#### Dataset entries on figures:
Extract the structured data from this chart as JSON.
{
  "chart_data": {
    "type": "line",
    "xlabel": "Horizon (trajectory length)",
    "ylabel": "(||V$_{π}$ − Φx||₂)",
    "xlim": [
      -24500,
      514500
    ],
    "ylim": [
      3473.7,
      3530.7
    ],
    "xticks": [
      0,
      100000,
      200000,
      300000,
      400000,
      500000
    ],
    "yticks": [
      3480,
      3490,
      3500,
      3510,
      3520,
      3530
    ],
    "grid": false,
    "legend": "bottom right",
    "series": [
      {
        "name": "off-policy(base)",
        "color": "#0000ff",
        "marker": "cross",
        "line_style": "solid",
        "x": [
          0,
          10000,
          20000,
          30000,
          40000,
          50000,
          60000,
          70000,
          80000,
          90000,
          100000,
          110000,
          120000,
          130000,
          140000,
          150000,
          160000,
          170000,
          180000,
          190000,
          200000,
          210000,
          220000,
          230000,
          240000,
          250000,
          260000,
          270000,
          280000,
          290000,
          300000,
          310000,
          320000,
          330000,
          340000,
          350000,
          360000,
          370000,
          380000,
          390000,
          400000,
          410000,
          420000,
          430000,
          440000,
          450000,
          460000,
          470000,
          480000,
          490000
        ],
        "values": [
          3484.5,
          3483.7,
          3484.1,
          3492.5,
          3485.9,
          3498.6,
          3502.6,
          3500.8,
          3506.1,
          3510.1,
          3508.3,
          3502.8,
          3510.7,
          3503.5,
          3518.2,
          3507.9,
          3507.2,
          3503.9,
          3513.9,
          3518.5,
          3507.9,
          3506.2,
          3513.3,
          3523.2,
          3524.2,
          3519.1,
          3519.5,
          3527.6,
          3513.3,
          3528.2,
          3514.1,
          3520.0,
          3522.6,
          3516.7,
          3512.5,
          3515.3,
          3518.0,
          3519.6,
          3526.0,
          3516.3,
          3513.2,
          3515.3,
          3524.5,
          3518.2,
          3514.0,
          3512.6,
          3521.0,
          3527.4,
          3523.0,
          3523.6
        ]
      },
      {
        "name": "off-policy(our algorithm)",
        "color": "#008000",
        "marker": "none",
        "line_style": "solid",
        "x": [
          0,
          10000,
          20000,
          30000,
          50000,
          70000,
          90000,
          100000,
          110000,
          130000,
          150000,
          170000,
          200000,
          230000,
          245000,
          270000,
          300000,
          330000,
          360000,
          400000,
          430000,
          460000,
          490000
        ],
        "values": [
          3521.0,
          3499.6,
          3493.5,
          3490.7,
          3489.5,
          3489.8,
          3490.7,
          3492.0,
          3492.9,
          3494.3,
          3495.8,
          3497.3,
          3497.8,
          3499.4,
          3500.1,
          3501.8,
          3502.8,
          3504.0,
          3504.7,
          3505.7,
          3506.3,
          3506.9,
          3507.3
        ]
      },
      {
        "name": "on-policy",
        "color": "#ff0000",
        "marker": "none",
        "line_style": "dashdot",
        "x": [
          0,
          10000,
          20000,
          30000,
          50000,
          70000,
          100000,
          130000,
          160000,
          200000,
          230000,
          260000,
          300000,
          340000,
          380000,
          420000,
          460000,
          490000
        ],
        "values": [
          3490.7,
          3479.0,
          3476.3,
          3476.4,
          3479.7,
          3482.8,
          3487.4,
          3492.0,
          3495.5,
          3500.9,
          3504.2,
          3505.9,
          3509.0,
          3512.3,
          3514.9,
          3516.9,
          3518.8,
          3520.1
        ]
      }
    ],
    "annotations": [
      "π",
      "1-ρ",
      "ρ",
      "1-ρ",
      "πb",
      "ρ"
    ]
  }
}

#### WHAT IS BEING ASKED:
Give every line of the material again, exactly as it reads.

#### WRITTEN RESPONSE:
Extract the structured data from this chart as JSON.
{
  "chart_data": {
    "type": "line",
    "xlabel": "Horizon (trajectory length)",
    "ylabel": "(||V$_{π}$ − Φx||₂)",
    "xlim": [
      -24500,
      514500
    ],
    "ylim": [
      3473.7,
      3530.7
    ],
    "xticks": [
      0,
      100000,
      200000,
      300000,
      400000,
      500000
    ],
    "yticks": [
      3480,
      3490,
      3500,
      3510,
      3520,
      3530
    ],
    "grid": false,
    "legend": "bottom right",
    "series": [
      {
        "name": "off-policy(base)",
        "color": "#0000ff",
        "marker": "cross",
        "line_style": "solid",
        "x": [
          0,
          10000,
          20000,
          30000,
          40000,
          50000,
          60000,
          70000,
          80000,
          90000,
          100000,
          110000,
          120000,
          130000,
          140000,
          150000,
          160000,
          170000,
          180000,
          190000,
          200000,
          210000,
          220000,
          230000,
          240000,
          250000,
          260000,
          270000,
          280000,
          290000,
          300000,
          310000,
          320000,
          330000,
          340000,
          350000,
          360000,
          370000,
          380000,
          390000,
          400000,
          410000,
          420000,
          430000,
          440000,
          450000,
          460000,
          470000,
          480000,
          490000
        ],
        "values": [
          3484.5,
          3483.7,
          3484.1,
          3492.5,
          3485.9,
          3498.6,
          3502.6,
          3500.8,
          3506.1,
          3510.1,
          3508.3,
          3502.8,
          3510.7,
          3503.5,
          3518.2,
          3507.9,
          3507.2,
          3503.9,
          3513.9,
          3518.5,
          3507.9,
          3506.2,
          3513.3,
          3523.2,
          3524.2,
          3519.1,
          3519.5,
          3527.6,
          3513.3,
          3528.2,
          3514.1,
          3520.0,
          3522.6,
          3516.7,
          3512.5,
          3515.3,
          3518.0,
          3519.6,
          3526.0,
          3516.3,
          3513.2,
          3515.3,
          3524.5,
          3518.2,
          3514.0,
          3512.6,
          3521.0,
          3527.4,
          3523.0,
          3523.6
        ]
      },
      {
        "name": "off-policy(our algorithm)",
        "color": "#008000",
        "marker": "none",
        "line_style": "solid",
        "x": [
          0,
          10000,
          20000,
          30000,
          50000,
          70000,
          90000,
          100000,
          110000,
          130000,
          150000,
          170000,
          200000,
          230000,
          245000,
          270000,
          300000,
          330000,
          360000,
          400000,
          430000,
          460000,
          490000
        ],
        "values": [
          3521.0,
          3499.6,
          3493.5,
          3490.7,
          3489.5,
          3489.8,
          3490.7,
          3492.0,
          3492.9,
          3494.3,
          3495.8,
          3497.3,
          3497.8,
          3499.4,
          3500.1,
          3501.8,
          3502.8,
          3504.0,
          3504.7,
          3505.7,
          3506.3,
          3506.9,
          3507.3
        ]
      },
      {
        "name": "on-policy",
        "color": "#ff0000",
        "marker": "none",
        "line_style": "dashdot",
        "x": [
          0,
          10000,
          20000,
          30000,
          50000,
          70000,
          100000,
          130000,
          160000,
          200000,
          230000,
          260000,
          300000,
          340000,
          380000,
          420000,
          460000,
          490000
        ],
        "values": [
          3490.7,
          3479.0,
          3476.3,
          3476.4,
          3479.7,
          3482.8,
          3487.4,
          3492.0,
          3495.5,
          3500.9,
          3504.2,
          3505.9,
          3509.0,
          3512.3,
          3514.9,
          3516.9,
          3518.8,
          3520.1
        ]
      }
    ],
    "annotations": [
      "π",
      "1-ρ",
      "ρ",
      "1-ρ",
      "πb",
      "ρ"
    ]
  }
}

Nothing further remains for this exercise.